## Task goal:
Each entry here needs to be set down again exactly, please; pictures are left out.

## Data shown:
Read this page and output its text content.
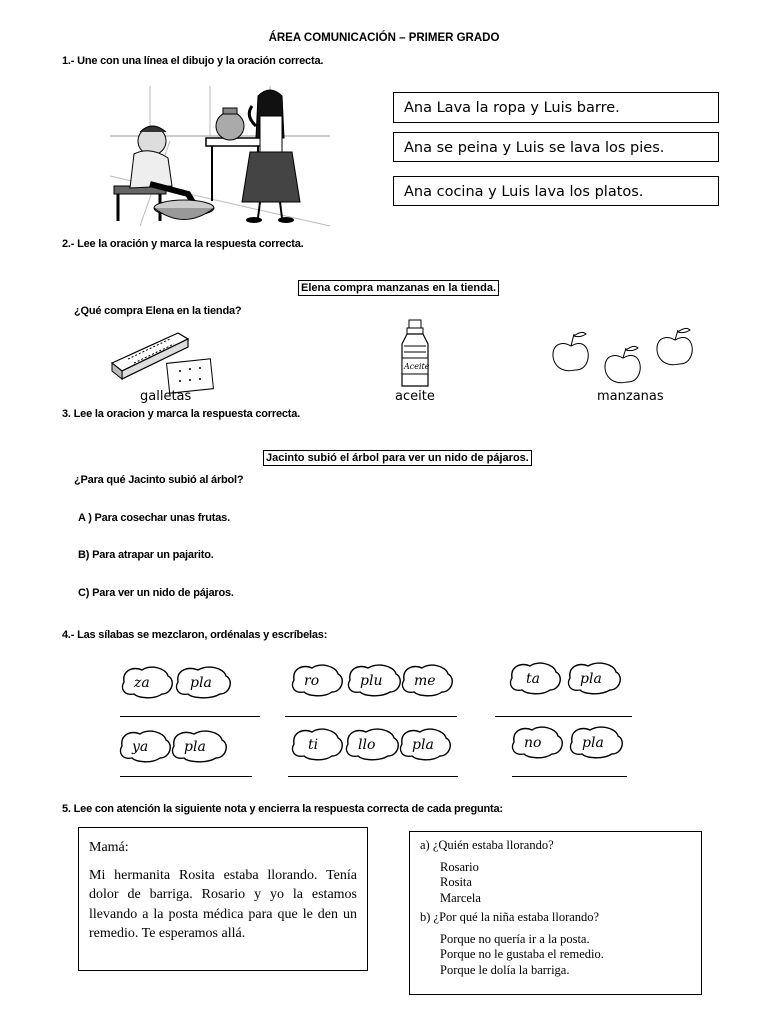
ÁREA COMUNICACIÓN – PRIMER GRADO
1.- Une con una línea el dibujo y la oración correcta.
Ana Lava la ropa y Luis barre.
Ana se peina y Luis se lava los pies.
Ana cocina y Luis lava los platos.
2.- Lee la oración y marca la respuesta correcta.
Elena compra manzanas en la tienda.
¿Qué compra Elena en la tienda?
galletas
Aceite
aceite	manzanas
3. Lee la oracion y marca la respuesta correcta.
Jacinto subió el árbol para ver un nido de pájaros.
¿Para qué Jacinto subió al árbol?
A ) Para cosechar unas frutas.
B) Para atrapar un pajarito.
C) Para ver un nido de pájaros.
4.- Las sílabas se mezclaron, ordénalas y escríbelas:
za	pla	ro	plu me	ta	pla
ya	pla	ti	llo	pla	no	pla
5. Lee con atención la siguiente nota y encierra la respuesta correcta de cada pregunta:
Mamá:
Mi hermanita Rosita estaba llorando. Tenía dolor de barriga. Rosario y yo la estamos llevando a la posta médica para que le den un remedio. Te esperamos allá.
a) ¿Quién estaba llorando?
Rosario
Rosita
Marcela
b) ¿Por qué la niña estaba llorando?
Porque no quería ir a la posta.
Porque no le gustaba el remedio.
Porque le dolía la barriga.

## Written answer:
Read this page and output its text content.
ÁREA COMUNICACIÓN – PRIMER GRADO
1.- Une con una línea el dibujo y la oración correcta.
Ana Lava la ropa y Luis barre.
Ana se peina y Luis se lava los pies.
Ana cocina y Luis lava los platos.
2.- Lee la oración y marca la respuesta correcta.
Elena compra manzanas en la tienda.
¿Qué compra Elena en la tienda?
galletas
Aceite
aceite	manzanas
3. Lee la oracion y marca la respuesta correcta.
Jacinto subió el árbol para ver un nido de pájaros.
¿Para qué Jacinto subió al árbol?
A ) Para cosechar unas frutas.
B) Para atrapar un pajarito.
C) Para ver un nido de pájaros.
4.- Las sílabas se mezclaron, ordénalas y escríbelas:
za	pla	ro	plu me	ta	pla
ya	pla	ti	llo	pla	no	pla
5. Lee con atención la siguiente nota y encierra la respuesta correcta de cada pregunta:
Mamá:
Mi hermanita Rosita estaba llorando. Tenía dolor de barriga. Rosario y yo la estamos llevando a la posta médica para que le den un remedio. Te esperamos allá.
a) ¿Quién estaba llorando?
Rosario
Rosita
Marcela
b) ¿Por qué la niña estaba llorando?
Porque no quería ir a la posta.
Porque no le gustaba el remedio.
Porque le dolía la barriga.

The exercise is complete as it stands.